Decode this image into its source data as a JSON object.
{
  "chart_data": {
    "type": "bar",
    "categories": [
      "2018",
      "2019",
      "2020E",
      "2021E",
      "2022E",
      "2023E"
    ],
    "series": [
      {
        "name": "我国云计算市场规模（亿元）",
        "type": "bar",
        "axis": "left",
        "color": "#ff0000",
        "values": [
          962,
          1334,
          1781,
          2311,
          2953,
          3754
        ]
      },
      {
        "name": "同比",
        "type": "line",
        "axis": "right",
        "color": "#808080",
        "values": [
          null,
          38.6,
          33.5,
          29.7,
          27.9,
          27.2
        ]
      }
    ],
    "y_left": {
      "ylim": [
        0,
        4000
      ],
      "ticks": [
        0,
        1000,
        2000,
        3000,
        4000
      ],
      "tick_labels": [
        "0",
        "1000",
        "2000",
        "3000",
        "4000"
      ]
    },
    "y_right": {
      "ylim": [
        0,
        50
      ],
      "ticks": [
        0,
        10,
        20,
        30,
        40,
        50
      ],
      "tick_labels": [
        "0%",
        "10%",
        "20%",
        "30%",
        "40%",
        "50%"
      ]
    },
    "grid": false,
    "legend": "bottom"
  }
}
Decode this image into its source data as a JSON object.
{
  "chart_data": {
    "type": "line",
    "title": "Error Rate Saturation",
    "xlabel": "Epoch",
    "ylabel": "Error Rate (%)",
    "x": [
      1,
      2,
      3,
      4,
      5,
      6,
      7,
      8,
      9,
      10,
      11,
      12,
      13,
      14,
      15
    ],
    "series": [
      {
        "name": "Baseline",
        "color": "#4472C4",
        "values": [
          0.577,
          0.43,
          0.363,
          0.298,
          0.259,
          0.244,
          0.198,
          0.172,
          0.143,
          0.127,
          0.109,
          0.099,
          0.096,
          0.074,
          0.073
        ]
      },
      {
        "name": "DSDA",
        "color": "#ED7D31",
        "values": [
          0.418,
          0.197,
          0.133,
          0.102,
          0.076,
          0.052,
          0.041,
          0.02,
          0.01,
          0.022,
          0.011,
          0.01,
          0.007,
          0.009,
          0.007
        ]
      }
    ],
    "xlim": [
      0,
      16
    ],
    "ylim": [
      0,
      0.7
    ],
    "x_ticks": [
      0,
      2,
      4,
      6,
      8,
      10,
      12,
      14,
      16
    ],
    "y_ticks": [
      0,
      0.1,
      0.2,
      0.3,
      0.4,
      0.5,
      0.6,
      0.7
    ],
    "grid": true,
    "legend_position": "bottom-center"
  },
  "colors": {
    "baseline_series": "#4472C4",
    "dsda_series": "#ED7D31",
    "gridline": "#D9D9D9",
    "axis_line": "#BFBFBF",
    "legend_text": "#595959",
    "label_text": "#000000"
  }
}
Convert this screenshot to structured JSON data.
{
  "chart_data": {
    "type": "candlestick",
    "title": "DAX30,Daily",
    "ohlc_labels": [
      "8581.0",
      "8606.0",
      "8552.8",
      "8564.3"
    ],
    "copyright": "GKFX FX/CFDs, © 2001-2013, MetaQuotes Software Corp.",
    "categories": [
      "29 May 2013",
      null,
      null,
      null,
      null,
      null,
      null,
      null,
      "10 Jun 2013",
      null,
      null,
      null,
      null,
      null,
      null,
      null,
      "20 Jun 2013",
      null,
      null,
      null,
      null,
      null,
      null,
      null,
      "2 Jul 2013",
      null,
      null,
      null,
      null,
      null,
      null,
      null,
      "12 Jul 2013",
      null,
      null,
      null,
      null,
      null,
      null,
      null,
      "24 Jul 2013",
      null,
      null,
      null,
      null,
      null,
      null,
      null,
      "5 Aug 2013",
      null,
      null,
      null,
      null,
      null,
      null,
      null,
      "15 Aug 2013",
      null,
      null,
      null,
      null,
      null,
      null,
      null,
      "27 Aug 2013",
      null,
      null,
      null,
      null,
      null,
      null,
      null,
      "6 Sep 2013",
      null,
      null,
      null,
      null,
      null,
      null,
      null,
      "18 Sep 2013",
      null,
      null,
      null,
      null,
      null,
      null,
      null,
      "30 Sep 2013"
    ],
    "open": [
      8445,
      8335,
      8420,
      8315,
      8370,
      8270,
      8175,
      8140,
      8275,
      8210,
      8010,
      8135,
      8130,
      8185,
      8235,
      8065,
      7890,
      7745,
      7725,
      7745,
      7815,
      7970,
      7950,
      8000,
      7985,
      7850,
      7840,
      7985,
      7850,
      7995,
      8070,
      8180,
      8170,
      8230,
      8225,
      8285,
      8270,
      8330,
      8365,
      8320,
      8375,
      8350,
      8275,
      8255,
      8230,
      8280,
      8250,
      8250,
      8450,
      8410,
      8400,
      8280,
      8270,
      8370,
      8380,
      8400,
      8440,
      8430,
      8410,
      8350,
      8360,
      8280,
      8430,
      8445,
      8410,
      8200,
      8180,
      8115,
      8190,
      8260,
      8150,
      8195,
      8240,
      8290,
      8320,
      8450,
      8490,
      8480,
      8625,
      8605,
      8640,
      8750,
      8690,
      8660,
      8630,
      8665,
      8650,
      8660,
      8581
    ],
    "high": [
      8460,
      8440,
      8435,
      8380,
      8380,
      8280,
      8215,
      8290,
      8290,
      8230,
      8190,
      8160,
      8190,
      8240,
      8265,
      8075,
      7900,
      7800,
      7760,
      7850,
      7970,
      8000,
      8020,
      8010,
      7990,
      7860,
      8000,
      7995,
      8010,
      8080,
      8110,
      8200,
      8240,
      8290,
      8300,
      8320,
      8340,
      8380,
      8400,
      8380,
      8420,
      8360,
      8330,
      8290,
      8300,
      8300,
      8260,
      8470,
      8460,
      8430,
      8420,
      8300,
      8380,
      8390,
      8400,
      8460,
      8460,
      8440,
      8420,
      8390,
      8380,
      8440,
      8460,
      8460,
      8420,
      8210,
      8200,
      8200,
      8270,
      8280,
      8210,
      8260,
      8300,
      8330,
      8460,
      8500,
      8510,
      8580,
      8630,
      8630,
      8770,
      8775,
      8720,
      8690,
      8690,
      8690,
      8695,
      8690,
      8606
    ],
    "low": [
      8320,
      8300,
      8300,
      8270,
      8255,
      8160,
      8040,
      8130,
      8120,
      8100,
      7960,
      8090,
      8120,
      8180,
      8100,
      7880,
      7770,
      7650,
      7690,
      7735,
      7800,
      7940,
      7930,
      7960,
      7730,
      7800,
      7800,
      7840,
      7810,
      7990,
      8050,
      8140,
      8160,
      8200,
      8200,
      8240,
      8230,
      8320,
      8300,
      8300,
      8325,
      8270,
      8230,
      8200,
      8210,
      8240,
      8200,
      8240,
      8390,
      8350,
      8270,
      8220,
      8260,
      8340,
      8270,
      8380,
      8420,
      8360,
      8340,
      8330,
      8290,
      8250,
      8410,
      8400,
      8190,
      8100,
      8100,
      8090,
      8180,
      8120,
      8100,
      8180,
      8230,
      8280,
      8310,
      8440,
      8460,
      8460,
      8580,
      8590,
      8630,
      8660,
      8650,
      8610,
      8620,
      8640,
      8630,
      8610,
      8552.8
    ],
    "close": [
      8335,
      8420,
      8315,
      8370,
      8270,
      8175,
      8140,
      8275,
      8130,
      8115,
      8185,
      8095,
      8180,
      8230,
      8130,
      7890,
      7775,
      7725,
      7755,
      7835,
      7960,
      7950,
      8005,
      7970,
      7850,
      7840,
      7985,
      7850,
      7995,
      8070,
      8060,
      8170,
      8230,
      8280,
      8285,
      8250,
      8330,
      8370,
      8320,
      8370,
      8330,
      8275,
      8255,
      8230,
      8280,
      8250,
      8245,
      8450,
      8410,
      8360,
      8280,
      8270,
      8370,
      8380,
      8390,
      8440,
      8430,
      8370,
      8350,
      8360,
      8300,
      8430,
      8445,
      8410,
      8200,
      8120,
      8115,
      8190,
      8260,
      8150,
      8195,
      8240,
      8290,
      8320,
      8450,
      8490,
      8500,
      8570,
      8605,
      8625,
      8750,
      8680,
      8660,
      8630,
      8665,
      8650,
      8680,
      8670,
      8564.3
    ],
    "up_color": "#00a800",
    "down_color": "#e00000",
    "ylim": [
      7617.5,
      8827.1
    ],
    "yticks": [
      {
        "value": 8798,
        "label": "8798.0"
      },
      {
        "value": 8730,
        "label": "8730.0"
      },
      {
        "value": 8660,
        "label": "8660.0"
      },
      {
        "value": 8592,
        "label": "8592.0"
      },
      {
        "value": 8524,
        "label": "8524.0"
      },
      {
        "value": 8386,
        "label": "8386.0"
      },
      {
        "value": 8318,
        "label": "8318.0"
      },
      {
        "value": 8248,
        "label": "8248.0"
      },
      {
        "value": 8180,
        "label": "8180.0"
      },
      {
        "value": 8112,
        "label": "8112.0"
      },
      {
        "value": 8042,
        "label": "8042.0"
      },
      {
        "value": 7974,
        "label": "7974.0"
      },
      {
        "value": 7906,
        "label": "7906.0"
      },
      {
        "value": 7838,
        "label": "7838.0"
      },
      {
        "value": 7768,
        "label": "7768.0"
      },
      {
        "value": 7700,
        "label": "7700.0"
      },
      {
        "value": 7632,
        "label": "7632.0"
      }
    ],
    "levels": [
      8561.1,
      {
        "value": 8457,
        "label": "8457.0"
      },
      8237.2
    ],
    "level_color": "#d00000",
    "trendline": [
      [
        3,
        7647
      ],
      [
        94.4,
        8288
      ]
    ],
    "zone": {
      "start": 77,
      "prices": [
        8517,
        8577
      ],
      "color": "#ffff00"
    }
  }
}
════════════════════
» DIRECTIONS FOR THIS TASK
Find every line that has "name" in it, then return those lines.

» RESULT OF THIS TASK
        "name": "我国云计算市场规模（亿元）",
        "name": "同比",
        "name": "Baseline",
        "name": "DSDA",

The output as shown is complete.